■ Your objective ■
Replace "candle-body" with "candlestick-body" in every item and give the lines again with everything else unchanged.

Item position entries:
○ ○ ○ ○ ○

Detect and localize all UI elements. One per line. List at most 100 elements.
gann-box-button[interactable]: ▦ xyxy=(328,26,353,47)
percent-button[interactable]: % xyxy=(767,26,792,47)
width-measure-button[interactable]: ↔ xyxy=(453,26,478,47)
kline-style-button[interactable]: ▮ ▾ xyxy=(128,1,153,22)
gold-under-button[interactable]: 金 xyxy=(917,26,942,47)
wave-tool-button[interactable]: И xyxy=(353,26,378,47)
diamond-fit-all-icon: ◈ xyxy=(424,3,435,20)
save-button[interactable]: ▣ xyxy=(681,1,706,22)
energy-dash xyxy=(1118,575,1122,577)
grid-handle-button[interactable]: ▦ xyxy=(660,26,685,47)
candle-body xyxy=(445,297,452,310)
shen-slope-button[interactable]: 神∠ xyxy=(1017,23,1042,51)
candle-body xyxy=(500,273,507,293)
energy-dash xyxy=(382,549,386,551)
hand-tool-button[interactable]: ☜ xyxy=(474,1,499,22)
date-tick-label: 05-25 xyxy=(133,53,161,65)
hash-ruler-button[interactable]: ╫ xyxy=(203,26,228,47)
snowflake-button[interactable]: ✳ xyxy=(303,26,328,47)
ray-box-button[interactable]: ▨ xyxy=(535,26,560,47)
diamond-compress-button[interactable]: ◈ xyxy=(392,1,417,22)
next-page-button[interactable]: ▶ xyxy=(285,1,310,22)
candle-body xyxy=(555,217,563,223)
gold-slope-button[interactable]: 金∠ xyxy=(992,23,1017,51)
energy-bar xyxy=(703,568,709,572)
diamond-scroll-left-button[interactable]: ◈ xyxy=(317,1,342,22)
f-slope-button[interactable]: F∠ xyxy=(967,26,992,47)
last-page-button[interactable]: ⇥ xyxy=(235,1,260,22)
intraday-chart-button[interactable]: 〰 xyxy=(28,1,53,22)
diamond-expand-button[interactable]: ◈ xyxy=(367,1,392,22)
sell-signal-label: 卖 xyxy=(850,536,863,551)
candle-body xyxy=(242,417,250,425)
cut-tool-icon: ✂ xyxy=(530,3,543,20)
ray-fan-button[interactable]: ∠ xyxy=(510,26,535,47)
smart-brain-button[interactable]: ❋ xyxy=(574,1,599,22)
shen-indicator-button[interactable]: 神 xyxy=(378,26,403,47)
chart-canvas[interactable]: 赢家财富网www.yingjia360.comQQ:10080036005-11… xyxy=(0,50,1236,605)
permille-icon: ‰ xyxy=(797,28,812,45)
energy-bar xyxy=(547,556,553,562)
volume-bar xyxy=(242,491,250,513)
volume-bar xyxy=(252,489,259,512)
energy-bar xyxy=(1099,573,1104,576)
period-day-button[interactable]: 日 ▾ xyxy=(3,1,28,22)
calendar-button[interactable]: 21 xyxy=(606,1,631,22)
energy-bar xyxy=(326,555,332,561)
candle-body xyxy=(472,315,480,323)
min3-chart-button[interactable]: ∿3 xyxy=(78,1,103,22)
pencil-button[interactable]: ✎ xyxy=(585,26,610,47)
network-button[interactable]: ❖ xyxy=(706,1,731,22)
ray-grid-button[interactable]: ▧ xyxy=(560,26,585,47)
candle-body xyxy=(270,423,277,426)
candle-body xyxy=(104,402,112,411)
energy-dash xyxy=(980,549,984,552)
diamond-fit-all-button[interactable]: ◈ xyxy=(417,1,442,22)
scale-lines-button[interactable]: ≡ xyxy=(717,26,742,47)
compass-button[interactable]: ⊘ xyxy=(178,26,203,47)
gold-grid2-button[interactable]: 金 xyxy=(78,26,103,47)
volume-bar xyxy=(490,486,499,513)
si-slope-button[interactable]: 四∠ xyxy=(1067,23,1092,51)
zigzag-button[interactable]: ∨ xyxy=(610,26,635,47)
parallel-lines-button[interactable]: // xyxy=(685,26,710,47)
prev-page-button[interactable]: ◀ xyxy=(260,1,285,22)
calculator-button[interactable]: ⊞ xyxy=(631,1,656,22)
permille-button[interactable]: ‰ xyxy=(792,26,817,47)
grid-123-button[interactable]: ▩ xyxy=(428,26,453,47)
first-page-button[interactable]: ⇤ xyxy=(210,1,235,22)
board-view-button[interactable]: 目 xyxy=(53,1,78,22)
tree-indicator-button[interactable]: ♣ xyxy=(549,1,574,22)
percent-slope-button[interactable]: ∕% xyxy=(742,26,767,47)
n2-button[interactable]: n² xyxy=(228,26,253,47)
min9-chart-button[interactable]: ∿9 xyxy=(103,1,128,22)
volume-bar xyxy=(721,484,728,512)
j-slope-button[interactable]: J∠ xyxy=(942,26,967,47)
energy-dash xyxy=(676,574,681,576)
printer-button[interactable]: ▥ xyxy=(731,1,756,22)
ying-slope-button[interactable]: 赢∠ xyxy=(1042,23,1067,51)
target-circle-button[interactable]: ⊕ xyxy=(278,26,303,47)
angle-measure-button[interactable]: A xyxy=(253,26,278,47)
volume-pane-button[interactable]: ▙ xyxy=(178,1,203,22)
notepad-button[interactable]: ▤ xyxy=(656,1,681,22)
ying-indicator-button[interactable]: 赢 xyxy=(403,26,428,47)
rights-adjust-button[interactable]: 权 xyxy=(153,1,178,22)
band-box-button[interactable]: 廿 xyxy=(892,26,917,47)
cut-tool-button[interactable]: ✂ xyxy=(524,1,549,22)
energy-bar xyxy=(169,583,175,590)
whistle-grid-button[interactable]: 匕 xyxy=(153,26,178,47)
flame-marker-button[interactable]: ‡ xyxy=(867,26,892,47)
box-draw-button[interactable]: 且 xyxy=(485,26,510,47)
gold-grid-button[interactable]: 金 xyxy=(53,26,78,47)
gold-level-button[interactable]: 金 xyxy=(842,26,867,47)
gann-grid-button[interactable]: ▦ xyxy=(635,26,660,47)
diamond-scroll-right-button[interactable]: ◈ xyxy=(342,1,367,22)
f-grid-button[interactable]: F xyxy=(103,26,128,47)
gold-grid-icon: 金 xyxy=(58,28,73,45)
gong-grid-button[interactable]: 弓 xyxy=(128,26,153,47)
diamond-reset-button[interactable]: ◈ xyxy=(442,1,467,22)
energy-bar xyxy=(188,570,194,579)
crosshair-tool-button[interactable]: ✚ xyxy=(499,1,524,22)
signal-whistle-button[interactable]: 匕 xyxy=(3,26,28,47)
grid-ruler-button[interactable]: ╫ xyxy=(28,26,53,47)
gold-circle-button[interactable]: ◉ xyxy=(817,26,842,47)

○ ○ ○ ○ ○

■ Response to the task ■
Detect and localize all UI elements. One per line. List at most 100 elements.
gann-box-button[interactable]: ▦ xyxy=(328,26,353,47)
percent-button[interactable]: % xyxy=(767,26,792,47)
width-measure-button[interactable]: ↔ xyxy=(453,26,478,47)
kline-style-button[interactable]: ▮ ▾ xyxy=(128,1,153,22)
gold-under-button[interactable]: 金 xyxy=(917,26,942,47)
wave-tool-button[interactable]: И xyxy=(353,26,378,47)
diamond-fit-all-icon: ◈ xyxy=(424,3,435,20)
save-button[interactable]: ▣ xyxy=(681,1,706,22)
energy-dash xyxy=(1118,575,1122,577)
grid-handle-button[interactable]: ▦ xyxy=(660,26,685,47)
candlestick-body xyxy=(445,297,452,310)
shen-slope-button[interactable]: 神∠ xyxy=(1017,23,1042,51)
candlestick-body xyxy=(500,273,507,293)
energy-dash xyxy=(382,549,386,551)
hand-tool-button[interactable]: ☜ xyxy=(474,1,499,22)
date-tick-label: 05-25 xyxy=(133,53,161,65)
hash-ruler-button[interactable]: ╫ xyxy=(203,26,228,47)
snowflake-button[interactable]: ✳ xyxy=(303,26,328,47)
ray-box-button[interactable]: ▨ xyxy=(535,26,560,47)
diamond-compress-button[interactable]: ◈ xyxy=(392,1,417,22)
next-page-button[interactable]: ▶ xyxy=(285,1,310,22)
candlestick-body xyxy=(555,217,563,223)
gold-slope-button[interactable]: 金∠ xyxy=(992,23,1017,51)
energy-bar xyxy=(703,568,709,572)
diamond-scroll-left-button[interactable]: ◈ xyxy=(317,1,342,22)
f-slope-button[interactable]: F∠ xyxy=(967,26,992,47)
last-page-button[interactable]: ⇥ xyxy=(235,1,260,22)
intraday-chart-button[interactable]: 〰 xyxy=(28,1,53,22)
diamond-expand-button[interactable]: ◈ xyxy=(367,1,392,22)
sell-signal-label: 卖 xyxy=(850,536,863,551)
candlestick-body xyxy=(242,417,250,425)
cut-tool-icon: ✂ xyxy=(530,3,543,20)
ray-fan-button[interactable]: ∠ xyxy=(510,26,535,47)
smart-brain-button[interactable]: ❋ xyxy=(574,1,599,22)
shen-indicator-button[interactable]: 神 xyxy=(378,26,403,47)
chart-canvas[interactable]: 赢家财富网www.yingjia360.comQQ:10080036005-11… xyxy=(0,50,1236,605)
permille-icon: ‰ xyxy=(797,28,812,45)
energy-bar xyxy=(547,556,553,562)
volume-bar xyxy=(242,491,250,513)
volume-bar xyxy=(252,489,259,512)
energy-bar xyxy=(1099,573,1104,576)
period-day-button[interactable]: 日 ▾ xyxy=(3,1,28,22)
calendar-button[interactable]: 21 xyxy=(606,1,631,22)
energy-bar xyxy=(326,555,332,561)
candlestick-body xyxy=(472,315,480,323)
min3-chart-button[interactable]: ∿3 xyxy=(78,1,103,22)
pencil-button[interactable]: ✎ xyxy=(585,26,610,47)
network-button[interactable]: ❖ xyxy=(706,1,731,22)
ray-grid-button[interactable]: ▧ xyxy=(560,26,585,47)
candlestick-body xyxy=(270,423,277,426)
candlestick-body xyxy=(104,402,112,411)
energy-dash xyxy=(980,549,984,552)
diamond-fit-all-button[interactable]: ◈ xyxy=(417,1,442,22)
scale-lines-button[interactable]: ≡ xyxy=(717,26,742,47)
compass-button[interactable]: ⊘ xyxy=(178,26,203,47)
gold-grid2-button[interactable]: 金 xyxy=(78,26,103,47)
volume-bar xyxy=(490,486,499,513)
si-slope-button[interactable]: 四∠ xyxy=(1067,23,1092,51)
zigzag-button[interactable]: ∨ xyxy=(610,26,635,47)
parallel-lines-button[interactable]: // xyxy=(685,26,710,47)
prev-page-button[interactable]: ◀ xyxy=(260,1,285,22)
calculator-button[interactable]: ⊞ xyxy=(631,1,656,22)
permille-button[interactable]: ‰ xyxy=(792,26,817,47)
grid-123-button[interactable]: ▩ xyxy=(428,26,453,47)
first-page-button[interactable]: ⇤ xyxy=(210,1,235,22)
board-view-button[interactable]: 目 xyxy=(53,1,78,22)
tree-indicator-button[interactable]: ♣ xyxy=(549,1,574,22)
percent-slope-button[interactable]: ∕% xyxy=(742,26,767,47)
n2-button[interactable]: n² xyxy=(228,26,253,47)
min9-chart-button[interactable]: ∿9 xyxy=(103,1,128,22)
volume-bar xyxy=(721,484,728,512)
j-slope-button[interactable]: J∠ xyxy=(942,26,967,47)
energy-dash xyxy=(676,574,681,576)
printer-button[interactable]: ▥ xyxy=(731,1,756,22)
ying-slope-button[interactable]: 赢∠ xyxy=(1042,23,1067,51)
target-circle-button[interactable]: ⊕ xyxy=(278,26,303,47)
angle-measure-button[interactable]: A xyxy=(253,26,278,47)
volume-pane-button[interactable]: ▙ xyxy=(178,1,203,22)
notepad-button[interactable]: ▤ xyxy=(656,1,681,22)
ying-indicator-button[interactable]: 赢 xyxy=(403,26,428,47)
rights-adjust-button[interactable]: 权 xyxy=(153,1,178,22)
band-box-button[interactable]: 廿 xyxy=(892,26,917,47)
cut-tool-button[interactable]: ✂ xyxy=(524,1,549,22)
energy-bar xyxy=(169,583,175,590)
whistle-grid-button[interactable]: 匕 xyxy=(153,26,178,47)
flame-marker-button[interactable]: ‡ xyxy=(867,26,892,47)
box-draw-button[interactable]: 且 xyxy=(485,26,510,47)
gold-grid-button[interactable]: 金 xyxy=(53,26,78,47)
gold-level-button[interactable]: 金 xyxy=(842,26,867,47)
gann-grid-button[interactable]: ▦ xyxy=(635,26,660,47)
diamond-scroll-right-button[interactable]: ◈ xyxy=(342,1,367,22)
f-grid-button[interactable]: F xyxy=(103,26,128,47)
gold-grid-icon: 金 xyxy=(58,28,73,45)
gong-grid-button[interactable]: 弓 xyxy=(128,26,153,47)
diamond-reset-button[interactable]: ◈ xyxy=(442,1,467,22)
energy-bar xyxy=(188,570,194,579)
crosshair-tool-button[interactable]: ✚ xyxy=(499,1,524,22)
signal-whistle-button[interactable]: 匕 xyxy=(3,26,28,47)
grid-ruler-button[interactable]: ╫ xyxy=(28,26,53,47)
gold-circle-button[interactable]: ◉ xyxy=(817,26,842,47)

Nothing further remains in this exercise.